(Structured figure records)
'''

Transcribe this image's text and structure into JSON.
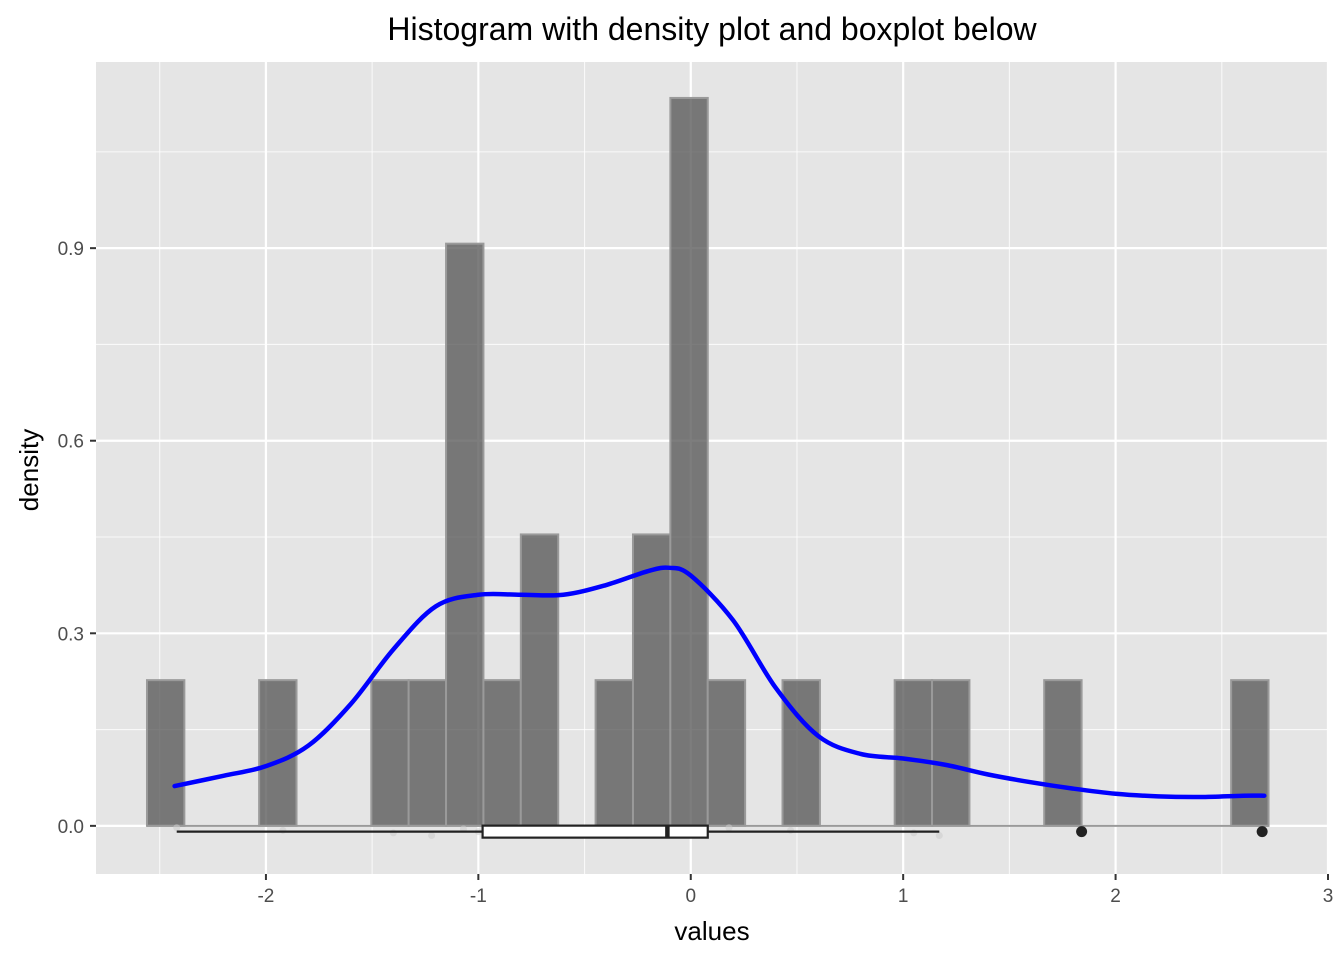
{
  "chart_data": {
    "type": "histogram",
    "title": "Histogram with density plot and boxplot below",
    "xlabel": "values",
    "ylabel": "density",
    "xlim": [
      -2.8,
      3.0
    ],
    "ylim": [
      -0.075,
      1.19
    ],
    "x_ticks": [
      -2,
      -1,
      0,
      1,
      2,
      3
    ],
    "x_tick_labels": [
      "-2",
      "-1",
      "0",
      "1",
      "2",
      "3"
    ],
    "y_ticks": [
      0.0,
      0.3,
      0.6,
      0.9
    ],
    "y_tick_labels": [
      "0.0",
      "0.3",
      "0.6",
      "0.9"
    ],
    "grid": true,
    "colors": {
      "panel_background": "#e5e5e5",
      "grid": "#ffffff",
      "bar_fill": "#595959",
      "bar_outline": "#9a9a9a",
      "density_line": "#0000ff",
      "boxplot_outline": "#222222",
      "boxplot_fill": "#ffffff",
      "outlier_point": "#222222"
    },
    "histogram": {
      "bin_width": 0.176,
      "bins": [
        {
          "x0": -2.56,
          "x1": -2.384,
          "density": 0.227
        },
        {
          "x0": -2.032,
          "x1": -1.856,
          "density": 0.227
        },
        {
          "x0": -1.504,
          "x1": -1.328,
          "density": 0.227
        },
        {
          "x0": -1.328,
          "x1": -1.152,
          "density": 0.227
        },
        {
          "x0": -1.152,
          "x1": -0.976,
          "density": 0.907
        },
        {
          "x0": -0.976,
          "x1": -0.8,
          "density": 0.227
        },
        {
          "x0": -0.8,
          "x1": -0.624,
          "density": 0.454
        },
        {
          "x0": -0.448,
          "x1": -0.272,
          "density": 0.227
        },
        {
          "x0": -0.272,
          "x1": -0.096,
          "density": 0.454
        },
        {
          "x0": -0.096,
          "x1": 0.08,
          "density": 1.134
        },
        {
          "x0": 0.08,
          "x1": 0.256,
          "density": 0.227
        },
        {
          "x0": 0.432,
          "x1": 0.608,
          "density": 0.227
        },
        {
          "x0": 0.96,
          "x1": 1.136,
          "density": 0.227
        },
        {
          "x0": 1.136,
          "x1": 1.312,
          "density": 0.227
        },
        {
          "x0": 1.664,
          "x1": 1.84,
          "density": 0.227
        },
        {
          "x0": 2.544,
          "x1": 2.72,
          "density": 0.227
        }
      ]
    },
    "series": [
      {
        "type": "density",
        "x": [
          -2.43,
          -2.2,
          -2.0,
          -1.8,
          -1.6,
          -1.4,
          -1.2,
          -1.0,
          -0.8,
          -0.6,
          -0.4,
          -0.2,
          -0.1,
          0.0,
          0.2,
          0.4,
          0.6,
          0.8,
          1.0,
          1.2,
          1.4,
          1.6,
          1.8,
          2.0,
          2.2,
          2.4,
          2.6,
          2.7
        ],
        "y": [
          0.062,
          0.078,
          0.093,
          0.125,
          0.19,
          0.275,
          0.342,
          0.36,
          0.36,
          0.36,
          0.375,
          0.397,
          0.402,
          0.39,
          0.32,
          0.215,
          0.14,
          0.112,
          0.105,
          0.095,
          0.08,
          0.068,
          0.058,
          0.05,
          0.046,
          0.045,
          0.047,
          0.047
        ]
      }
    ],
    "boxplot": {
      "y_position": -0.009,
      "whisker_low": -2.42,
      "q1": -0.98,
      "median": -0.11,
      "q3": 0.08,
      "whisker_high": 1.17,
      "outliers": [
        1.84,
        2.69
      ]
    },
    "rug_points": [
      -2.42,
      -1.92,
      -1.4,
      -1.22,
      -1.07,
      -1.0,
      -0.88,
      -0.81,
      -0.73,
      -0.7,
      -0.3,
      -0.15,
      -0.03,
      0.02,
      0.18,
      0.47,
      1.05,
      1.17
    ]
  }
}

'''

Exclude every picture and copy the remaining data exactly.

Transcribe this image's text and structure into JSON.
{
  "chart_data": {
    "type": "histogram",
    "title": "Histogram with density plot and boxplot below",
    "xlabel": "values",
    "ylabel": "density",
    "xlim": [
      -2.8,
      3.0
    ],
    "ylim": [
      -0.075,
      1.19
    ],
    "x_ticks": [
      -2,
      -1,
      0,
      1,
      2,
      3
    ],
    "x_tick_labels": [
      "-2",
      "-1",
      "0",
      "1",
      "2",
      "3"
    ],
    "y_ticks": [
      0.0,
      0.3,
      0.6,
      0.9
    ],
    "y_tick_labels": [
      "0.0",
      "0.3",
      "0.6",
      "0.9"
    ],
    "grid": true,
    "colors": {
      "panel_background": "#e5e5e5",
      "grid": "#ffffff",
      "bar_fill": "#595959",
      "bar_outline": "#9a9a9a",
      "density_line": "#0000ff",
      "boxplot_outline": "#222222",
      "boxplot_fill": "#ffffff",
      "outlier_point": "#222222"
    },
    "histogram": {
      "bin_width": 0.176,
      "bins": [
        {
          "x0": -2.56,
          "x1": -2.384,
          "density": 0.227
        },
        {
          "x0": -2.032,
          "x1": -1.856,
          "density": 0.227
        },
        {
          "x0": -1.504,
          "x1": -1.328,
          "density": 0.227
        },
        {
          "x0": -1.328,
          "x1": -1.152,
          "density": 0.227
        },
        {
          "x0": -1.152,
          "x1": -0.976,
          "density": 0.907
        },
        {
          "x0": -0.976,
          "x1": -0.8,
          "density": 0.227
        },
        {
          "x0": -0.8,
          "x1": -0.624,
          "density": 0.454
        },
        {
          "x0": -0.448,
          "x1": -0.272,
          "density": 0.227
        },
        {
          "x0": -0.272,
          "x1": -0.096,
          "density": 0.454
        },
        {
          "x0": -0.096,
          "x1": 0.08,
          "density": 1.134
        },
        {
          "x0": 0.08,
          "x1": 0.256,
          "density": 0.227
        },
        {
          "x0": 0.432,
          "x1": 0.608,
          "density": 0.227
        },
        {
          "x0": 0.96,
          "x1": 1.136,
          "density": 0.227
        },
        {
          "x0": 1.136,
          "x1": 1.312,
          "density": 0.227
        },
        {
          "x0": 1.664,
          "x1": 1.84,
          "density": 0.227
        },
        {
          "x0": 2.544,
          "x1": 2.72,
          "density": 0.227
        }
      ]
    },
    "series": [
      {
        "type": "density",
        "x": [
          -2.43,
          -2.2,
          -2.0,
          -1.8,
          -1.6,
          -1.4,
          -1.2,
          -1.0,
          -0.8,
          -0.6,
          -0.4,
          -0.2,
          -0.1,
          0.0,
          0.2,
          0.4,
          0.6,
          0.8,
          1.0,
          1.2,
          1.4,
          1.6,
          1.8,
          2.0,
          2.2,
          2.4,
          2.6,
          2.7
        ],
        "y": [
          0.062,
          0.078,
          0.093,
          0.125,
          0.19,
          0.275,
          0.342,
          0.36,
          0.36,
          0.36,
          0.375,
          0.397,
          0.402,
          0.39,
          0.32,
          0.215,
          0.14,
          0.112,
          0.105,
          0.095,
          0.08,
          0.068,
          0.058,
          0.05,
          0.046,
          0.045,
          0.047,
          0.047
        ]
      }
    ],
    "boxplot": {
      "y_position": -0.009,
      "whisker_low": -2.42,
      "q1": -0.98,
      "median": -0.11,
      "q3": 0.08,
      "whisker_high": 1.17,
      "outliers": [
        1.84,
        2.69
      ]
    },
    "rug_points": [
      -2.42,
      -1.92,
      -1.4,
      -1.22,
      -1.07,
      -1.0,
      -0.88,
      -0.81,
      -0.73,
      -0.7,
      -0.3,
      -0.15,
      -0.03,
      0.02,
      0.18,
      0.47,
      1.05,
      1.17
    ]
  }
}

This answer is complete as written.